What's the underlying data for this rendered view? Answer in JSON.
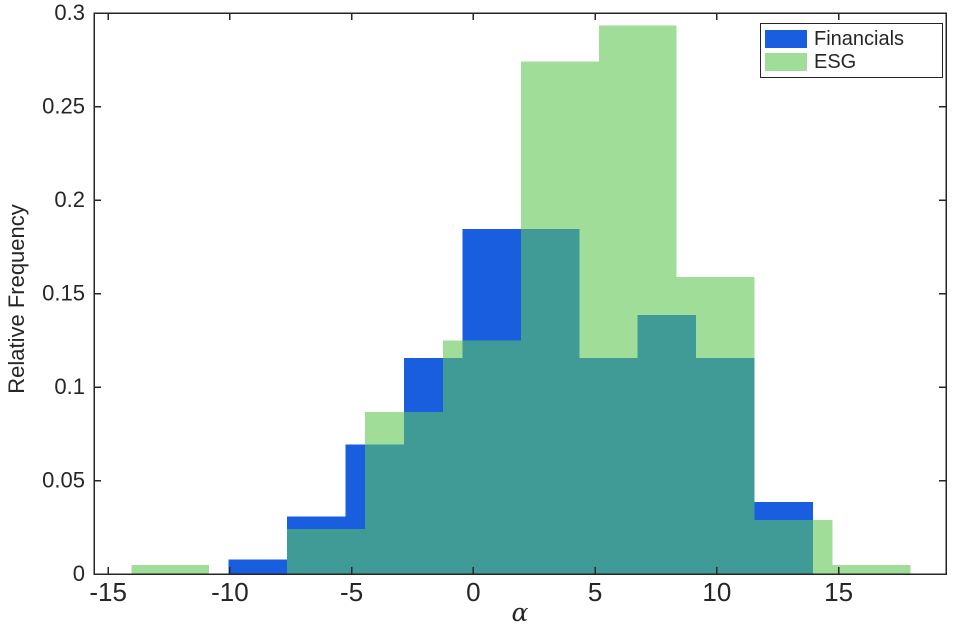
{
  "figure": {
    "background_color": "#ffffff",
    "axis_color": "#262626",
    "text_color": "#262626"
  },
  "legend": {
    "items": [
      {
        "label": "Financials",
        "color": "#1A5EE0"
      },
      {
        "label": "ESG",
        "color": "#A0DD99"
      }
    ]
  },
  "chart_data": {
    "type": "histogram",
    "title": "",
    "xlabel": "α",
    "ylabel": "Relative Frequency",
    "xlim": [
      -15.58,
      19.41
    ],
    "ylim": [
      0,
      0.3
    ],
    "x_tick_values": [
      -15,
      -10,
      -5,
      0,
      5,
      10,
      15
    ],
    "x_tick_labels": [
      "-15",
      "-10",
      "-5",
      "0",
      "5",
      "10",
      "15"
    ],
    "y_tick_values": [
      0,
      0.05,
      0.1,
      0.15,
      0.2,
      0.25,
      0.3
    ],
    "y_tick_labels": [
      "0",
      "0.05",
      "0.1",
      "0.15",
      "0.2",
      "0.25",
      "0.3"
    ],
    "grid": false,
    "legend_position": "top-right",
    "overlap_color": "#409A96",
    "series": [
      {
        "name": "Financials",
        "color": "#1A5EE0",
        "bin_edges": [
          -10.05,
          -7.65,
          -5.25,
          -2.85,
          -0.45,
          1.95,
          4.35,
          6.75,
          9.15,
          11.55,
          13.95
        ],
        "values": [
          0.0077,
          0.0308,
          0.0692,
          0.1154,
          0.1846,
          0.1846,
          0.1154,
          0.1385,
          0.1154,
          0.0385
        ]
      },
      {
        "name": "ESG",
        "color": "#A0DD99",
        "bin_edges": [
          -14.05,
          -10.85,
          -7.65,
          -4.45,
          -1.25,
          1.95,
          5.15,
          8.35,
          11.55,
          14.75,
          17.95
        ],
        "values": [
          0.0048,
          0,
          0.024,
          0.0865,
          0.125,
          0.274,
          0.2933,
          0.1587,
          0.0288,
          0.0048
        ]
      }
    ]
  }
}
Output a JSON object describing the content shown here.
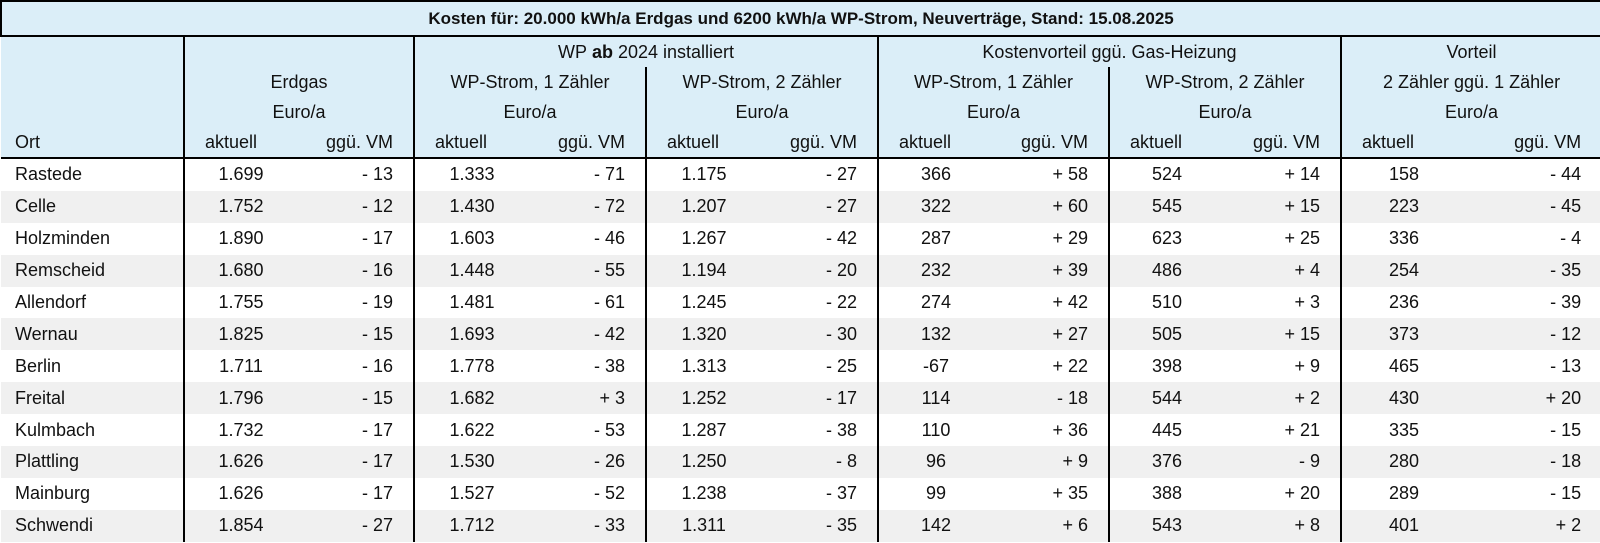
{
  "title": "Kosten für: 20.000 kWh/a Erdgas und 6200 kWh/a WP-Strom, Neuverträge, Stand: 15.08.2025",
  "header": {
    "wp_group": {
      "before": "WP",
      "bold": "ab",
      "after": "2024 installiert"
    },
    "kostenvorteil": "Kostenvorteil ggü. Gas-Heizung",
    "vorteil": "Vorteil",
    "groups": [
      "Erdgas",
      "WP-Strom, 1 Zähler",
      "WP-Strom, 2 Zähler",
      "WP-Strom, 1 Zähler",
      "WP-Strom, 2 Zähler",
      "2 Zähler ggü. 1 Zähler"
    ],
    "units": [
      "Euro/a",
      "Euro/a",
      "Euro/a",
      "Euro/a",
      "Euro/a",
      "Euro/a"
    ],
    "ort": "Ort",
    "columns": [
      "aktuell",
      "ggü. VM",
      "aktuell",
      "ggü. VM",
      "aktuell",
      "ggü. VM",
      "aktuell",
      "ggü. VM",
      "aktuell",
      "ggü. VM",
      "aktuell",
      "ggü. VM"
    ]
  },
  "rows": [
    {
      "ort": "Rastede",
      "cells": [
        "1.699",
        "- 13",
        "1.333",
        "- 71",
        "1.175",
        "- 27",
        "366",
        "+ 58",
        "524",
        "+ 14",
        "158",
        "- 44"
      ]
    },
    {
      "ort": "Celle",
      "cells": [
        "1.752",
        "- 12",
        "1.430",
        "- 72",
        "1.207",
        "- 27",
        "322",
        "+ 60",
        "545",
        "+ 15",
        "223",
        "- 45"
      ]
    },
    {
      "ort": "Holzminden",
      "cells": [
        "1.890",
        "- 17",
        "1.603",
        "- 46",
        "1.267",
        "- 42",
        "287",
        "+ 29",
        "623",
        "+ 25",
        "336",
        "- 4"
      ]
    },
    {
      "ort": "Remscheid",
      "cells": [
        "1.680",
        "- 16",
        "1.448",
        "- 55",
        "1.194",
        "- 20",
        "232",
        "+ 39",
        "486",
        "+ 4",
        "254",
        "- 35"
      ]
    },
    {
      "ort": "Allendorf",
      "cells": [
        "1.755",
        "- 19",
        "1.481",
        "- 61",
        "1.245",
        "- 22",
        "274",
        "+ 42",
        "510",
        "+ 3",
        "236",
        "- 39"
      ]
    },
    {
      "ort": "Wernau",
      "cells": [
        "1.825",
        "- 15",
        "1.693",
        "- 42",
        "1.320",
        "- 30",
        "132",
        "+ 27",
        "505",
        "+ 15",
        "373",
        "- 12"
      ]
    },
    {
      "ort": "Berlin",
      "cells": [
        "1.711",
        "- 16",
        "1.778",
        "- 38",
        "1.313",
        "- 25",
        "-67",
        "+ 22",
        "398",
        "+ 9",
        "465",
        "- 13"
      ]
    },
    {
      "ort": "Freital",
      "cells": [
        "1.796",
        "- 15",
        "1.682",
        "+ 3",
        "1.252",
        "- 17",
        "114",
        "- 18",
        "544",
        "+ 2",
        "430",
        "+ 20"
      ]
    },
    {
      "ort": "Kulmbach",
      "cells": [
        "1.732",
        "- 17",
        "1.622",
        "- 53",
        "1.287",
        "- 38",
        "110",
        "+ 36",
        "445",
        "+ 21",
        "335",
        "- 15"
      ]
    },
    {
      "ort": "Plattling",
      "cells": [
        "1.626",
        "- 17",
        "1.530",
        "- 26",
        "1.250",
        "- 8",
        "96",
        "+ 9",
        "376",
        "- 9",
        "280",
        "- 18"
      ]
    },
    {
      "ort": "Mainburg",
      "cells": [
        "1.626",
        "- 17",
        "1.527",
        "- 52",
        "1.238",
        "- 37",
        "99",
        "+ 35",
        "388",
        "+ 20",
        "289",
        "- 15"
      ]
    },
    {
      "ort": "Schwendi",
      "cells": [
        "1.854",
        "- 27",
        "1.712",
        "- 33",
        "1.311",
        "- 35",
        "142",
        "+ 6",
        "543",
        "+ 8",
        "401",
        "+ 2"
      ]
    }
  ]
}
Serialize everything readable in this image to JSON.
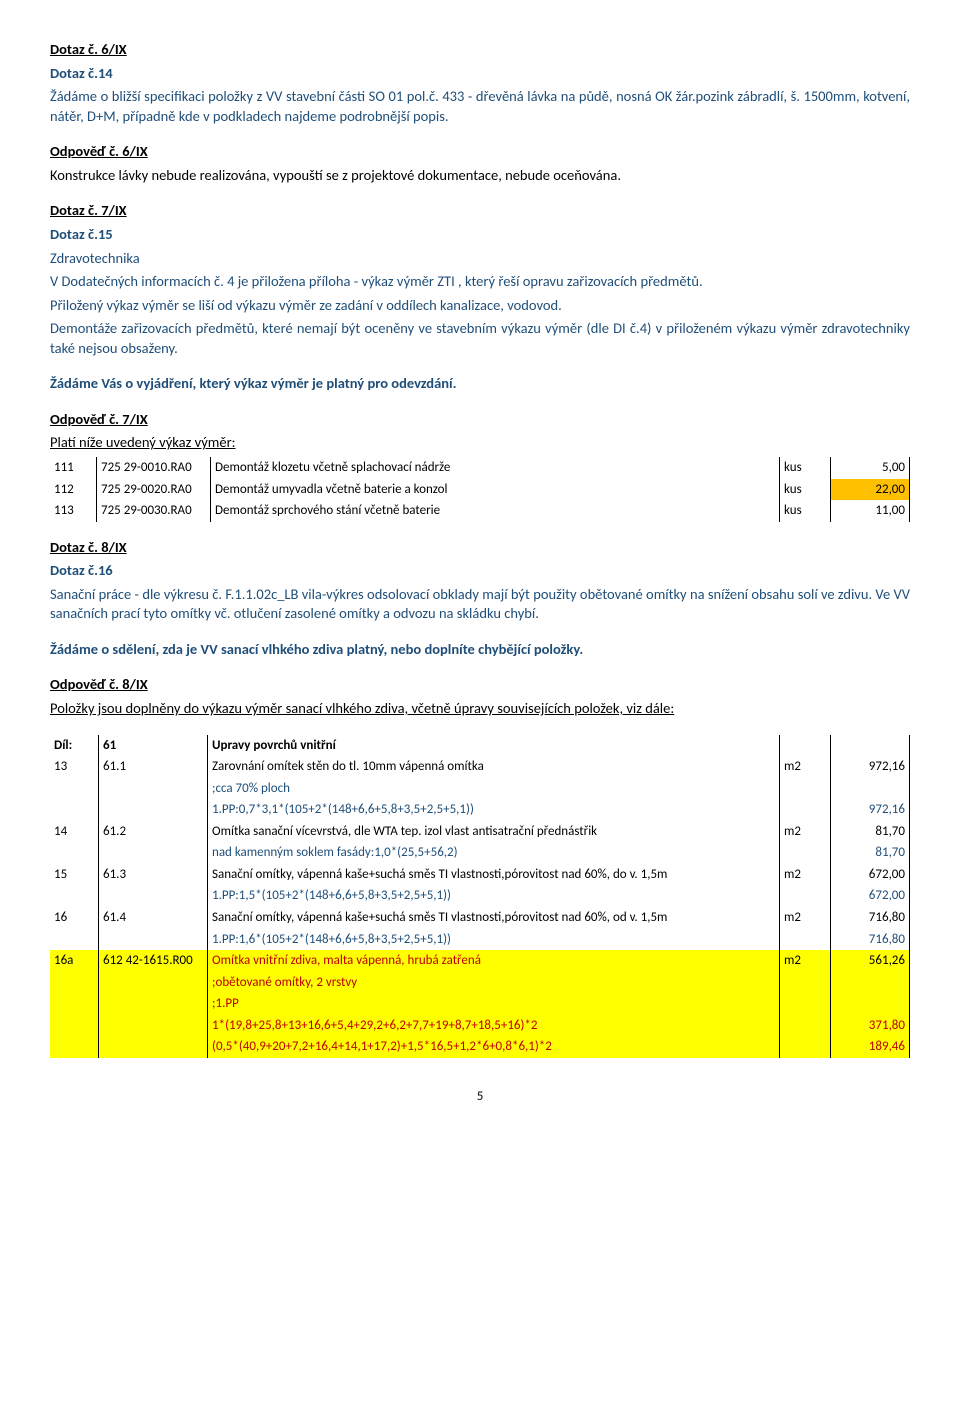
{
  "q6": {
    "title": "Dotaz č. 6/IX",
    "sub": "Dotaz č.14",
    "body1": "Žádáme o bližší specifikaci položky z VV stavební části SO 01 pol.č. 433 - dřevěná lávka na půdě, nosná OK žár.pozink zábradlí, š. 1500mm, kotvení, nátěr, D+M, případně kde v podkladech najdeme podrobnější popis.",
    "ans_title": "Odpověď č. 6/IX",
    "ans_body": "Konstrukce lávky nebude realizována, vypouští se z projektové dokumentace, nebude oceňována."
  },
  "q7": {
    "title": "Dotaz č. 7/IX",
    "sub": "Dotaz č.15",
    "zdrav": "Zdravotechnika",
    "body1": "V Dodatečných informacích č. 4 je přiložena příloha - výkaz výměr ZTI , který řeší opravu zařizovacích předmětů.",
    "body2": "Přiložený výkaz výměr se liší od výkazu výměr ze zadání v oddílech kanalizace, vodovod.",
    "body3": "Demontáže zařizovacích předmětů, které nemají být oceněny ve stavebním výkazu výměr (dle DI č.4) v přiloženém výkazu výměr zdravotechniky také nejsou obsaženy.",
    "ask": "Žádáme Vás o vyjádření, který výkaz výměr je platný pro odevzdání.",
    "ans_title": "Odpověď č. 7/IX",
    "ans_sub": "Platí níže uvedený výkaz výměr:"
  },
  "t1": {
    "rows": [
      {
        "n": "111",
        "code": "725 29-0010.RA0",
        "desc": "Demontáž klozetu včetně splachovací nádrže",
        "unit": "kus",
        "val": "5,00",
        "hl": ""
      },
      {
        "n": "112",
        "code": "725 29-0020.RA0",
        "desc": "Demontáž umyvadla včetně baterie a konzol",
        "unit": "kus",
        "val": "22,00",
        "hl": "hl-orange"
      },
      {
        "n": "113",
        "code": "725 29-0030.RA0",
        "desc": "Demontáž sprchového stání včetně baterie",
        "unit": "kus",
        "val": "11,00",
        "hl": ""
      }
    ]
  },
  "q8": {
    "title": "Dotaz č. 8/IX",
    "sub": "Dotaz č.16",
    "body": "Sanační práce - dle výkresu č. F.1.1.02c_LB vila-výkres odsolovací obklady mají být použity obětované omítky na snížení obsahu solí ve zdivu. Ve VV sanačních prací tyto omítky vč. otlučení zasolené omítky a odvozu na skládku chybí.",
    "ask": "Žádáme o sdělení, zda je VV sanací vlhkého zdiva platný, nebo doplníte chybějící položky.",
    "ans_title": "Odpověď č. 8/IX",
    "ans_sub": "Položky jsou doplněny do výkazu výměr sanací vlhkého zdiva, včetně úpravy souvisejících položek, viz dále:"
  },
  "t2": {
    "dil": {
      "a": "Díl:",
      "b": "61",
      "c": "Upravy povrchů vnitřní"
    },
    "rows": [
      {
        "type": "main",
        "n": "13",
        "code": "61.1",
        "desc": "Zarovnání omítek stěn do tl. 10mm vápenná omítka",
        "unit": "m2",
        "val": "972,16",
        "hl": ""
      },
      {
        "type": "sub",
        "desc": ";cca 70% ploch",
        "val": "",
        "color": "blue"
      },
      {
        "type": "sub",
        "desc": "1.PP:0,7*3,1*(105+2*(148+6,6+5,8+3,5+2,5+5,1))",
        "val": "972,16",
        "color": "blue"
      },
      {
        "type": "main",
        "n": "14",
        "code": "61.2",
        "desc": "Omítka sanační vícevrstvá, dle WTA tep. izol vlast antisatrační přednástřik",
        "unit": "m2",
        "val": "81,70",
        "hl": ""
      },
      {
        "type": "sub",
        "desc": "nad kamenným soklem fasády:1,0*(25,5+56,2)",
        "val": "81,70",
        "color": "blue"
      },
      {
        "type": "main",
        "n": "15",
        "code": "61.3",
        "desc": "Sanační omítky, vápenná kaše+suchá směs TI vlastnosti,pórovitost nad 60%, do v. 1,5m",
        "unit": "m2",
        "val": "672,00",
        "hl": ""
      },
      {
        "type": "sub",
        "desc": "1.PP:1,5*(105+2*(148+6,6+5,8+3,5+2,5+5,1))",
        "val": "672,00",
        "color": "blue"
      },
      {
        "type": "main",
        "n": "16",
        "code": "61.4",
        "desc": "Sanační omítky, vápenná kaše+suchá směs TI vlastnosti,pórovitost nad 60%, od v. 1,5m",
        "unit": "m2",
        "val": "716,80",
        "hl": ""
      },
      {
        "type": "sub",
        "desc": "1.PP:1,6*(105+2*(148+6,6+5,8+3,5+2,5+5,1))",
        "val": "716,80",
        "color": "blue"
      },
      {
        "type": "main",
        "n": "16a",
        "code": "612 42-1615.R00",
        "desc": "Omítka vnitřní zdiva, malta vápenná, hrubá zatřená",
        "unit": "m2",
        "val": "561,26",
        "hl": "hl-yellow",
        "color": "red"
      },
      {
        "type": "sub",
        "desc": ";obětované omítky, 2 vrstvy",
        "val": "",
        "color": "red",
        "hl": "hl-yellow"
      },
      {
        "type": "sub",
        "desc": ";1.PP",
        "val": "",
        "color": "red",
        "hl": "hl-yellow"
      },
      {
        "type": "sub",
        "desc": "1*(19,8+25,8+13+16,6+5,4+29,2+6,2+7,7+19+8,7+18,5+16)*2",
        "val": "371,80",
        "color": "red",
        "hl": "hl-yellow"
      },
      {
        "type": "sub",
        "desc": "(0,5*(40,9+20+7,2+16,4+14,1+17,2)+1,5*16,5+1,2*6+0,8*6,1)*2",
        "val": "189,46",
        "color": "red",
        "hl": "hl-yellow"
      }
    ]
  },
  "page": "5"
}
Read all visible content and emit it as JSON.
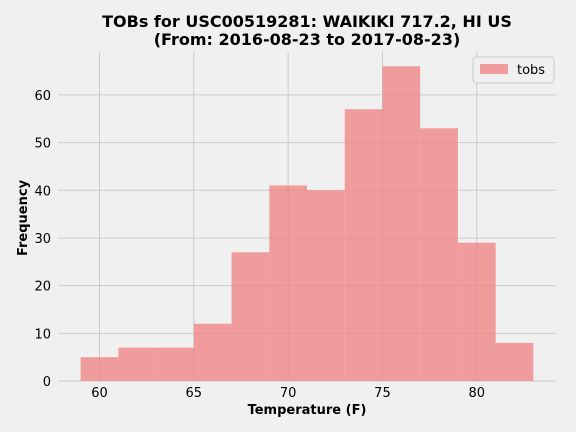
{
  "chart_data": {
    "type": "bar",
    "title_line1": "TOBs for USC00519281: WAIKIKI 717.2, HI US",
    "title_line2": "(From: 2016-08-23 to 2017-08-23)",
    "xlabel": "Temperature (F)",
    "ylabel": "Frequency",
    "xlim": [
      57.8,
      84.2
    ],
    "ylim": [
      0,
      69
    ],
    "x_ticks": [
      60,
      65,
      70,
      75,
      80
    ],
    "y_ticks": [
      0,
      10,
      20,
      30,
      40,
      50,
      60
    ],
    "bin_edges": [
      59,
      61,
      63,
      65,
      67,
      69,
      71,
      73,
      75,
      77,
      79,
      81,
      83
    ],
    "series": [
      {
        "name": "tobs",
        "values": [
          5,
          7,
          7,
          12,
          27,
          41,
          40,
          57,
          66,
          53,
          29,
          8
        ]
      }
    ],
    "bar_color": "#f08080",
    "bar_opacity": 0.75,
    "grid": true,
    "legend_position": "top-right"
  }
}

--- --- ---

■ **STATED TASK**
Copy nothing outside the span: please output the lines from the one with "Read all visible content and emit it as JSON." through the end of the entries above, and skip the pictures.

■ **ANSWER FOR THIS EXERCISE**
Read all visible content and emit it as JSON.
{
  "chart_data": {
    "type": "bar",
    "title_line1": "TOBs for USC00519281: WAIKIKI 717.2, HI US",
    "title_line2": "(From: 2016-08-23 to 2017-08-23)",
    "xlabel": "Temperature (F)",
    "ylabel": "Frequency",
    "xlim": [
      57.8,
      84.2
    ],
    "ylim": [
      0,
      69
    ],
    "x_ticks": [
      60,
      65,
      70,
      75,
      80
    ],
    "y_ticks": [
      0,
      10,
      20,
      30,
      40,
      50,
      60
    ],
    "bin_edges": [
      59,
      61,
      63,
      65,
      67,
      69,
      71,
      73,
      75,
      77,
      79,
      81,
      83
    ],
    "series": [
      {
        "name": "tobs",
        "values": [
          5,
          7,
          7,
          12,
          27,
          41,
          40,
          57,
          66,
          53,
          29,
          8
        ]
      }
    ],
    "bar_color": "#f08080",
    "bar_opacity": 0.75,
    "grid": true,
    "legend_position": "top-right"
  }
}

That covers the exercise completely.